* [YOUR TASK]
Check each line of the data for "ambassadörerna" and select those that have it.
════════════════
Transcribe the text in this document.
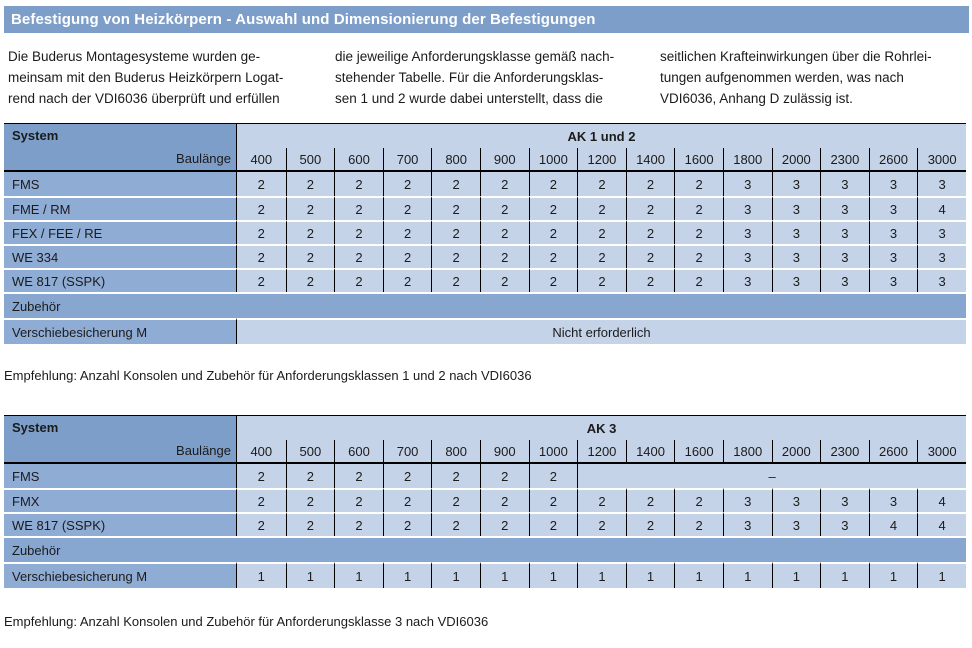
Befestigung von Heizkörpern - Auswahl und Dimensionierung der Befestigungen
Die Buderus Montagesysteme wurden ge-
meinsam mit den Buderus Heizkörpern Logat-
rend nach der VDI6036 überprüft und erfüllen
die jeweilige Anforderungsklasse gemäß nach-
stehender Tabelle. Für die Anforderungsklas-
sen 1 und 2 wurde dabei unterstellt, dass die
seitlichen Krafteinwirkungen über die Rohrlei-
tungen aufgenommen werden, was nach
VDI6036, Anhang D zulässig ist.
System
Baulänge	AK 1 und 2														
	400	500	600	700	800	900	1000	1200	1400	1600	1800	2000	2300	2600	3000
FMS	2	2	2	2	2	2	2	2	2	2	3	3	3	3	3
FME / RM	2	2	2	2	2	2	2	2	2	2	3	3	3	3	4
FEX / FEE / RE	2	2	2	2	2	2	2	2	2	2	3	3	3	3	3
WE 334	2	2	2	2	2	2	2	2	2	2	3	3	3	3	3
WE 817 (SSPK)	2	2	2	2	2	2	2	2	2	2	3	3	3	3	3
Zubehör															
Verschiebesicherung M	Nicht erforderlich														
Empfehlung: Anzahl Konsolen und Zubehör für Anforderungsklassen 1 und 2 nach VDI6036
System
Baulänge	AK 3														
	400	500	600	700	800	900	1000	1200	1400	1600	1800	2000	2300	2600	3000
FMS	2	2	2	2	2	2	2	–							
FMX	2	2	2	2	2	2	2	2	2	2	3	3	3	3	4
WE 817 (SSPK)	2	2	2	2	2	2	2	2	2	2	3	3	3	4	4
Zubehör															
Verschiebesicherung M	1	1	1	1	1	1	1	1	1	1	1	1	1	1	1
Empfehlung: Anzahl Konsolen und Zubehör für Anforderungsklasse 3 nach VDI6036
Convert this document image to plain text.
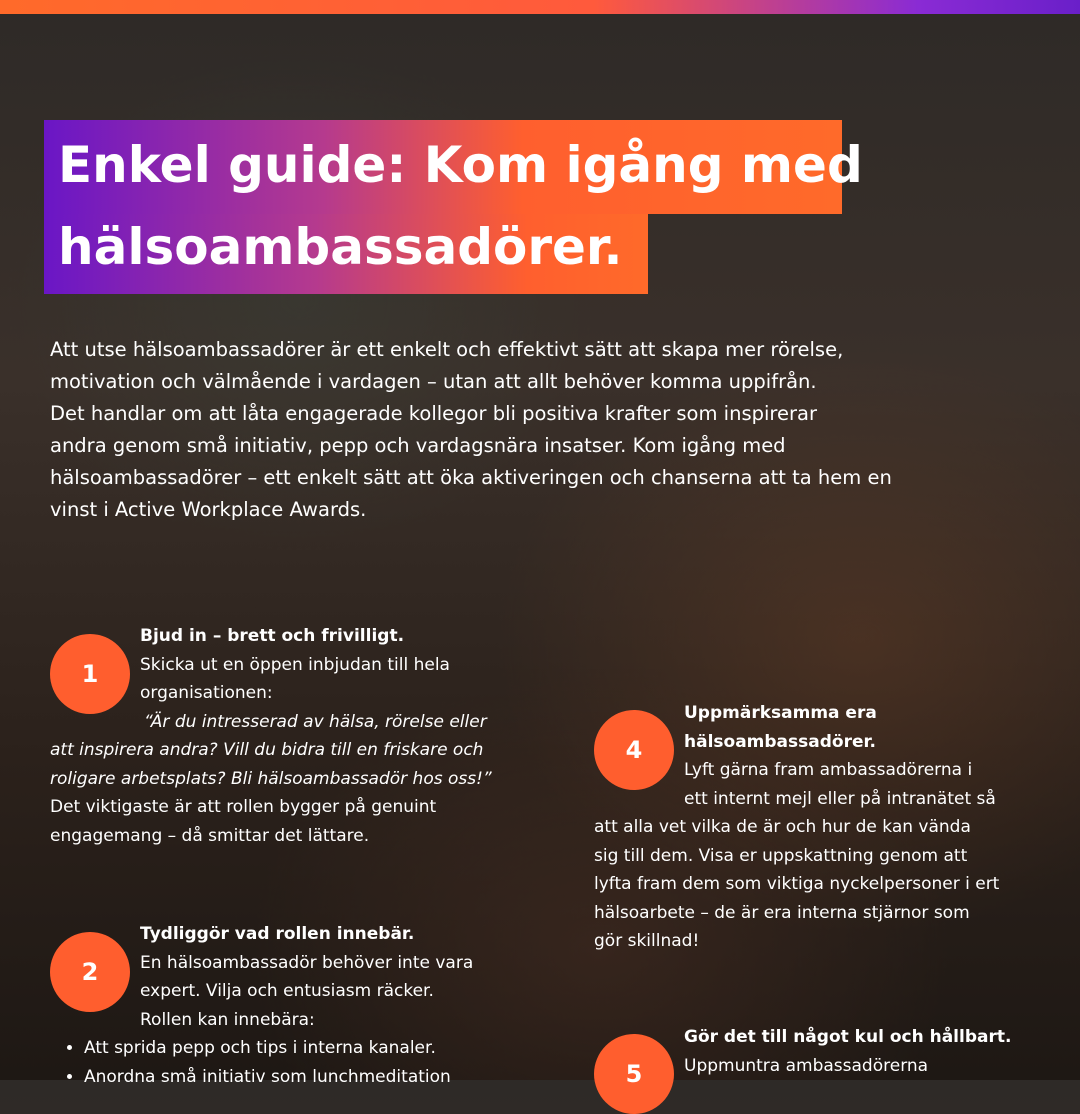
Enkel guide: Kom igång med
hälsoambassadörer.

Att utse hälsoambassadörer är ett enkelt och effektivt sätt att skapa mer rörelse,

motivation och välmående i vardagen – utan att allt behöver komma uppifrån.

Det handlar om att låta engagerade kollegor bli positiva krafter som inspirerar

andra genom små initiativ, pepp och vardagsnära insatser. Kom igång med

hälsoambassadörer – ett enkelt sätt att öka aktiveringen och chanserna att ta hem en

vinst i Active Workplace Awards.

1

Bjud in – brett och frivilligt.

Skicka ut en öppen inbjudan till hela

organisationen:

“Är du intresserad av hälsa, rörelse eller

att inspirera andra? Vill du bidra till en friskare och

roligare arbetsplats? Bli hälsoambassadör hos oss!”

Det viktigaste är att rollen bygger på genuint

engagemang – då smittar det lättare.

2

Tydliggör vad rollen innebär.

En hälsoambassadör behöver inte vara

expert. Vilja och entusiasm räcker.

Rollen kan innebära:

• Att sprida pepp och tips i interna kanaler.
• Anordna små initiativ som lunchmeditation
4

Uppmärksamma era

hälsoambassadörer.

Lyft gärna fram ambassadörerna i

ett internt mejl eller på intranätet så

att alla vet vilka de är och hur de kan vända

sig till dem. Visa er uppskattning genom att

lyfta fram dem som viktiga nyckelpersoner i ert

hälsoarbete – de är era interna stjärnor som

gör skillnad!

5

Gör det till något kul och hållbart.

Uppmuntra ambassadörerna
════════════════
* [ANSWER TO THIS EXERCISE]
Lyft gärna fram ambassadörerna i
Uppmuntra ambassadörerna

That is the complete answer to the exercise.